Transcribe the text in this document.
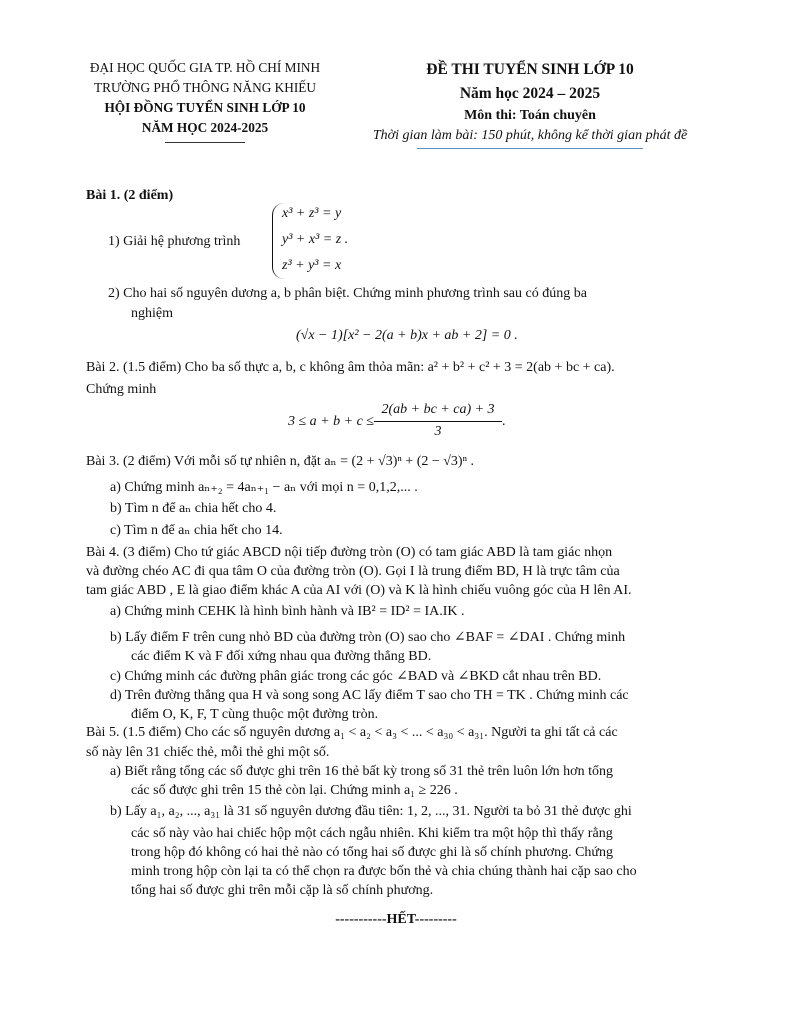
ĐẠI HỌC QUỐC GIA TP. HỒ CHÍ MINH
TRƯỜNG PHỔ THÔNG NĂNG KHIẾU
HỘI ĐỒNG TUYỂN SINH LỚP 10
NĂM HỌC 2024-2025
ĐỀ THI TUYỂN SINH LỚP 10
Năm học 2024 – 2025
Môn thi: Toán chuyên
Thời gian làm bài: 150 phút, không kể thời gian phát đề
Bài 1. (2 điểm)
1) Giải hệ phương trình
x³ + z³ = y
y³ + x³ = z .
z³ + y³ = x
2) Cho hai số nguyên dương a, b phân biệt. Chứng minh phương trình sau có đúng ba
nghiệm
(√x − 1)[x² − 2(a + b)x + ab + 2] = 0 .
Bài 2. (1.5 điểm) Cho ba số thực a, b, c không âm thỏa mãn: a² + b² + c² + 3 = 2(ab + bc + ca).
Chứng minh
$3 \le a + b + c \le \frac{2(ab + bc + ca) + 3}{3}$ .
Bài 3. (2 điểm) Với mỗi số tự nhiên n, đặt aₙ = (2 + √3)ⁿ + (2 − √3)ⁿ .
a) Chứng minh aₙ₊₂ = 4aₙ₊₁ − aₙ với mọi n = 0,1,2,... .
b) Tìm n để aₙ chia hết cho 4.
c) Tìm n để aₙ chia hết cho 14.
Bài 4. (3 điểm) Cho tứ giác ABCD nội tiếp đường tròn (O) có tam giác ABD là tam giác nhọn
và đường chéo AC đi qua tâm O của đường tròn (O). Gọi I là trung điểm BD, H là trực tâm của
tam giác ABD , E là giao điểm khác A của AI với (O) và K là hình chiếu vuông góc của H lên AI.
a) Chứng minh CEHK là hình bình hành và IB² = ID² = IA.IK .
b) Lấy điểm F trên cung nhỏ BD của đường tròn (O) sao cho ∠BAF = ∠DAI . Chứng minh
các điểm K và F đối xứng nhau qua đường thẳng BD.
c) Chứng minh các đường phân giác trong các góc ∠BAD và ∠BKD cắt nhau trên BD.
d) Trên đường thẳng qua H và song song AC lấy điểm T sao cho TH = TK . Chứng minh các
điểm O, K, F, T cùng thuộc một đường tròn.
Bài 5. (1.5 điểm) Cho các số nguyên dương a₁ < a₂ < a₃ < ... < a₃₀ < a₃₁. Người ta ghi tất cả các
số này lên 31 chiếc thẻ, mỗi thẻ ghi một số.
a) Biết rằng tổng các số được ghi trên 16 thẻ bất kỳ trong số 31 thẻ trên luôn lớn hơn tổng
các số được ghi trên 15 thẻ còn lại. Chứng minh a₁ ≥ 226 .
b) Lấy a₁, a₂, ..., a₃₁ là 31 số nguyên dương đầu tiên: 1, 2, ..., 31. Người ta bỏ 31 thẻ được ghi
các số này vào hai chiếc hộp một cách ngẫu nhiên. Khi kiểm tra một hộp thì thấy rằng
trong hộp đó không có hai thẻ nào có tổng hai số được ghi là số chính phương. Chứng
minh trong hộp còn lại ta có thể chọn ra được bốn thẻ và chia chúng thành hai cặp sao cho
tổng hai số được ghi trên mỗi cặp là số chính phương.
-----------HẾT---------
----------------------------------------
Task: Transcribe each entry above exactly, apart from the pictures.

Solution to this task:
Transcribe the text in this document.
ĐẠI HỌC QUỐC GIA TP. HỒ CHÍ MINH
TRƯỜNG PHỔ THÔNG NĂNG KHIẾU
HỘI ĐỒNG TUYỂN SINH LỚP 10
NĂM HỌC 2024-2025
ĐỀ THI TUYỂN SINH LỚP 10
Năm học 2024 – 2025
Môn thi: Toán chuyên
Thời gian làm bài: 150 phút, không kể thời gian phát đề
Bài 1. (2 điểm)
1) Giải hệ phương trình
x³ + z³ = y
y³ + x³ = z .
z³ + y³ = x
2) Cho hai số nguyên dương a, b phân biệt. Chứng minh phương trình sau có đúng ba
nghiệm
(√x − 1)[x² − 2(a + b)x + ab + 2] = 0 .
Bài 2. (1.5 điểm) Cho ba số thực a, b, c không âm thỏa mãn: a² + b² + c² + 3 = 2(ab + bc + ca).
Chứng minh
$3 \le a + b + c \le \frac{2(ab + bc + ca) + 3}{3}$ .
Bài 3. (2 điểm) Với mỗi số tự nhiên n, đặt aₙ = (2 + √3)ⁿ + (2 − √3)ⁿ .
a) Chứng minh aₙ₊₂ = 4aₙ₊₁ − aₙ với mọi n = 0,1,2,... .
b) Tìm n để aₙ chia hết cho 4.
c) Tìm n để aₙ chia hết cho 14.
Bài 4. (3 điểm) Cho tứ giác ABCD nội tiếp đường tròn (O) có tam giác ABD là tam giác nhọn
và đường chéo AC đi qua tâm O của đường tròn (O). Gọi I là trung điểm BD, H là trực tâm của
tam giác ABD , E là giao điểm khác A của AI với (O) và K là hình chiếu vuông góc của H lên AI.
a) Chứng minh CEHK là hình bình hành và IB² = ID² = IA.IK .
b) Lấy điểm F trên cung nhỏ BD của đường tròn (O) sao cho ∠BAF = ∠DAI . Chứng minh
các điểm K và F đối xứng nhau qua đường thẳng BD.
c) Chứng minh các đường phân giác trong các góc ∠BAD và ∠BKD cắt nhau trên BD.
d) Trên đường thẳng qua H và song song AC lấy điểm T sao cho TH = TK . Chứng minh các
điểm O, K, F, T cùng thuộc một đường tròn.
Bài 5. (1.5 điểm) Cho các số nguyên dương a₁ < a₂ < a₃ < ... < a₃₀ < a₃₁. Người ta ghi tất cả các
số này lên 31 chiếc thẻ, mỗi thẻ ghi một số.
a) Biết rằng tổng các số được ghi trên 16 thẻ bất kỳ trong số 31 thẻ trên luôn lớn hơn tổng
các số được ghi trên 15 thẻ còn lại. Chứng minh a₁ ≥ 226 .
b) Lấy a₁, a₂, ..., a₃₁ là 31 số nguyên dương đầu tiên: 1, 2, ..., 31. Người ta bỏ 31 thẻ được ghi
các số này vào hai chiếc hộp một cách ngẫu nhiên. Khi kiểm tra một hộp thì thấy rằng
trong hộp đó không có hai thẻ nào có tổng hai số được ghi là số chính phương. Chứng
minh trong hộp còn lại ta có thể chọn ra được bốn thẻ và chia chúng thành hai cặp sao cho
tổng hai số được ghi trên mỗi cặp là số chính phương.
-----------HẾT---------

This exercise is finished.